Request: Look through the lines below and extract any with the word "this".

-- START Material shown --

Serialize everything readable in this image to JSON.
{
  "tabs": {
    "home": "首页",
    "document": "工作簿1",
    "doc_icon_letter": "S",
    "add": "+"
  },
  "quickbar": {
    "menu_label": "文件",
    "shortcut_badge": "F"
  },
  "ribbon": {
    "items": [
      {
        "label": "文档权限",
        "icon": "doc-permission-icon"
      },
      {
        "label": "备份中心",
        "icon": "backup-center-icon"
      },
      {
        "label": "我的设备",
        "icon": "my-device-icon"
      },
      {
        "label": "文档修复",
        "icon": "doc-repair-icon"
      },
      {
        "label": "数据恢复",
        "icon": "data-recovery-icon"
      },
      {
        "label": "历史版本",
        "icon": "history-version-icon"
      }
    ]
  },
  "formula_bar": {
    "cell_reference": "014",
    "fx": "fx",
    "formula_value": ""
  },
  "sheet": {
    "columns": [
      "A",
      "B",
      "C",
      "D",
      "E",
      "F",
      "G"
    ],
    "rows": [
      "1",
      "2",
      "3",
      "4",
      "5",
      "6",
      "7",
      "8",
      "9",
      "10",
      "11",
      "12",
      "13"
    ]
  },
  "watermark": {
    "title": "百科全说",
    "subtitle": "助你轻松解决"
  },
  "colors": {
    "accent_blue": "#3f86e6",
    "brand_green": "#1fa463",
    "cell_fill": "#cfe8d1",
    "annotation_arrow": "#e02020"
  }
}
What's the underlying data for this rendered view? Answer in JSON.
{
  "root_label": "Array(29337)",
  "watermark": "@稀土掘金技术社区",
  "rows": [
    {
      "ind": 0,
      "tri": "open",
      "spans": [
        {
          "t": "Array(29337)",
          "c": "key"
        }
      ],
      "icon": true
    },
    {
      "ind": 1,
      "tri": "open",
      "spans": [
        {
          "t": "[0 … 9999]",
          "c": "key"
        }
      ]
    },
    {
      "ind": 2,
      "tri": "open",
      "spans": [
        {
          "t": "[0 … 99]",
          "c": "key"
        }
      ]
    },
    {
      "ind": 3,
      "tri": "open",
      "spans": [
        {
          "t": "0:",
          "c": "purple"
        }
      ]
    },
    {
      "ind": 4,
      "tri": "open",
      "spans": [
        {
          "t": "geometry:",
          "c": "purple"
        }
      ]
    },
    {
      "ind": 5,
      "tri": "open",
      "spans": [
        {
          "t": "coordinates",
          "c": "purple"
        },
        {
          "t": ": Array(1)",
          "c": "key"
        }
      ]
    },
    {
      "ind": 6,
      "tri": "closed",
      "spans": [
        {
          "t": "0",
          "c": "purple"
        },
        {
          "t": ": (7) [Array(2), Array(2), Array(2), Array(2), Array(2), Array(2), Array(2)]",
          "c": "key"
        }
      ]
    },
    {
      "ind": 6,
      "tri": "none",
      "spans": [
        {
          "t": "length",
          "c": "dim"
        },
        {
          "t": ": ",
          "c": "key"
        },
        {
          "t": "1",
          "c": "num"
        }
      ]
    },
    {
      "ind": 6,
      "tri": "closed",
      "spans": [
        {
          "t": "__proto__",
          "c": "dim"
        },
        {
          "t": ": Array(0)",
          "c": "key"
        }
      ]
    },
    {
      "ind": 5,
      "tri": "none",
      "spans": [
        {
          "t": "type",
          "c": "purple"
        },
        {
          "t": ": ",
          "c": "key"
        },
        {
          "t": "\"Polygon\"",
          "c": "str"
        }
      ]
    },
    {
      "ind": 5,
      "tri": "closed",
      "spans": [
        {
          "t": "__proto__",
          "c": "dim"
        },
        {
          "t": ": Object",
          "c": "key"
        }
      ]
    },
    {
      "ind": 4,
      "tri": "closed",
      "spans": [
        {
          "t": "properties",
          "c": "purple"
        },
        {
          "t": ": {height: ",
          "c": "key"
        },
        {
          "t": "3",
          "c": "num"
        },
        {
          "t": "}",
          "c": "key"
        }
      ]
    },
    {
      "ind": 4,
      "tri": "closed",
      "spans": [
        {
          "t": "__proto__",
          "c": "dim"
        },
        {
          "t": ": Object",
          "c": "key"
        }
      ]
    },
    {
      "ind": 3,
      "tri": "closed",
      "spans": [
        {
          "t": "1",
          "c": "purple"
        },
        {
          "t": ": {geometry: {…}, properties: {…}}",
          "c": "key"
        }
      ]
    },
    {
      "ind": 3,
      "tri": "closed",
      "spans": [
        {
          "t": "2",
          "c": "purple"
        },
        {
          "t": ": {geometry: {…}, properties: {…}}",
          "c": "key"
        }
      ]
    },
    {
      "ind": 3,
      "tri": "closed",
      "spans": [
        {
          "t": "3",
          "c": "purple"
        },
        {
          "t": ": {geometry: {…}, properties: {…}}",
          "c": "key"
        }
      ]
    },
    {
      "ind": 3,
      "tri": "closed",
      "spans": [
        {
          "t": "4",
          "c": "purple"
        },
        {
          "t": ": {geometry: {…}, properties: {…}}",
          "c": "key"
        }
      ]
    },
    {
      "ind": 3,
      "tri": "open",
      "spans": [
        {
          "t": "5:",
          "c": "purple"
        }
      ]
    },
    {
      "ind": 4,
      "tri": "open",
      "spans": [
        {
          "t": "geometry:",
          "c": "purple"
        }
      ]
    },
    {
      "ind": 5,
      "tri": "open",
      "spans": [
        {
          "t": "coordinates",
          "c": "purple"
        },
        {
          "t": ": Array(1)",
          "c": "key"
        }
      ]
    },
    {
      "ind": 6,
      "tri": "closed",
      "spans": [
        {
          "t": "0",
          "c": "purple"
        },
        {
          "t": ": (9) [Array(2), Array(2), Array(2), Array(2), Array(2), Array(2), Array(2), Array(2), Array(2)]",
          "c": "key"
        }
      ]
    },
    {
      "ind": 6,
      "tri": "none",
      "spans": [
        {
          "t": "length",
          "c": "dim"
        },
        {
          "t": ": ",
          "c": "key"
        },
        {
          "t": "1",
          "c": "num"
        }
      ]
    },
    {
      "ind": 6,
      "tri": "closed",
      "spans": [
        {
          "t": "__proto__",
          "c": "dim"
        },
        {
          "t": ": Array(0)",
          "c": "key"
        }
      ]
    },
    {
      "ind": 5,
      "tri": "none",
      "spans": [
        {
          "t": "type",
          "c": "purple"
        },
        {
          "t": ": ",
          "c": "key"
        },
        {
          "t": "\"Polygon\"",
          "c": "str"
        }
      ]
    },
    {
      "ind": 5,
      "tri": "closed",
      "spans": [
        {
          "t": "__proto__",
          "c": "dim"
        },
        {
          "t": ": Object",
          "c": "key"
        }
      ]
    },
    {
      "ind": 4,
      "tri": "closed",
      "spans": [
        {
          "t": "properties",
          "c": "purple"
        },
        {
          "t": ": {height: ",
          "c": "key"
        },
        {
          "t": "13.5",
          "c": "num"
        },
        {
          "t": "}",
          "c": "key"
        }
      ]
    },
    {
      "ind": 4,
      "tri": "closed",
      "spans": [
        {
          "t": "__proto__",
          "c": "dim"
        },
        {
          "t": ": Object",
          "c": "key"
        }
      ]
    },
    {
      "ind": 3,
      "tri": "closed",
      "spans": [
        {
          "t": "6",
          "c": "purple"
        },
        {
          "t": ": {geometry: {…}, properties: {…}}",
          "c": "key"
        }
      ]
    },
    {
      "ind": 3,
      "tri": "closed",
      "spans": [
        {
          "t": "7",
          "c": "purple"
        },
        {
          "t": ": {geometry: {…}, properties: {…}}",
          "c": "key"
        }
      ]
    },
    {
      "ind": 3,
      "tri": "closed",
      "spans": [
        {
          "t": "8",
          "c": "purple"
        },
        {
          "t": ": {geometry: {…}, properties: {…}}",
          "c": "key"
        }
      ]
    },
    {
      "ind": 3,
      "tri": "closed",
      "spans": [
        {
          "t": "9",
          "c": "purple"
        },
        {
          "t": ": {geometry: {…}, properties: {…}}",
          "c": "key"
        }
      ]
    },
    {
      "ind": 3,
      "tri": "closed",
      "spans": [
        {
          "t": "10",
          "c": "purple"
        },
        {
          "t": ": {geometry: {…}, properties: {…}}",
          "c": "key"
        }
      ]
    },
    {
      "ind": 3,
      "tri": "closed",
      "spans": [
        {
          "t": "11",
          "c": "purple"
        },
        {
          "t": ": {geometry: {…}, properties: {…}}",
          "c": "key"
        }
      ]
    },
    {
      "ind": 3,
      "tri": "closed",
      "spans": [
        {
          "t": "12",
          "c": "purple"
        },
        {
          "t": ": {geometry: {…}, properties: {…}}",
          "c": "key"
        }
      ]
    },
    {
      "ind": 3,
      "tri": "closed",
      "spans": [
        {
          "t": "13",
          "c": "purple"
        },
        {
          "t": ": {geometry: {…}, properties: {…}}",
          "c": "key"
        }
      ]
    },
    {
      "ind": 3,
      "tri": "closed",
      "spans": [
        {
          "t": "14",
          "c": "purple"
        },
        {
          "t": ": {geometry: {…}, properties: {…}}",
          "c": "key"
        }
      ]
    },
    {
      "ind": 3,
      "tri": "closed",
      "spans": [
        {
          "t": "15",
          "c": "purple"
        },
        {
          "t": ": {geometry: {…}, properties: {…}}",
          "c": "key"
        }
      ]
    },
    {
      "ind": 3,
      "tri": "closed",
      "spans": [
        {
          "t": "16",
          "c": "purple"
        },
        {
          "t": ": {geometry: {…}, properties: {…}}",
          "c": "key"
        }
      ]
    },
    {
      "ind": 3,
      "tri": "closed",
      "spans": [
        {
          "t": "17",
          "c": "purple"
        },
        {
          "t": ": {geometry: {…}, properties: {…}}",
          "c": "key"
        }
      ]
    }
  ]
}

-- END Material shown --

Exercise output:
Serialize everything readable in this image to JSON.
What's the underlying data for this rendered view? Answer in JSON.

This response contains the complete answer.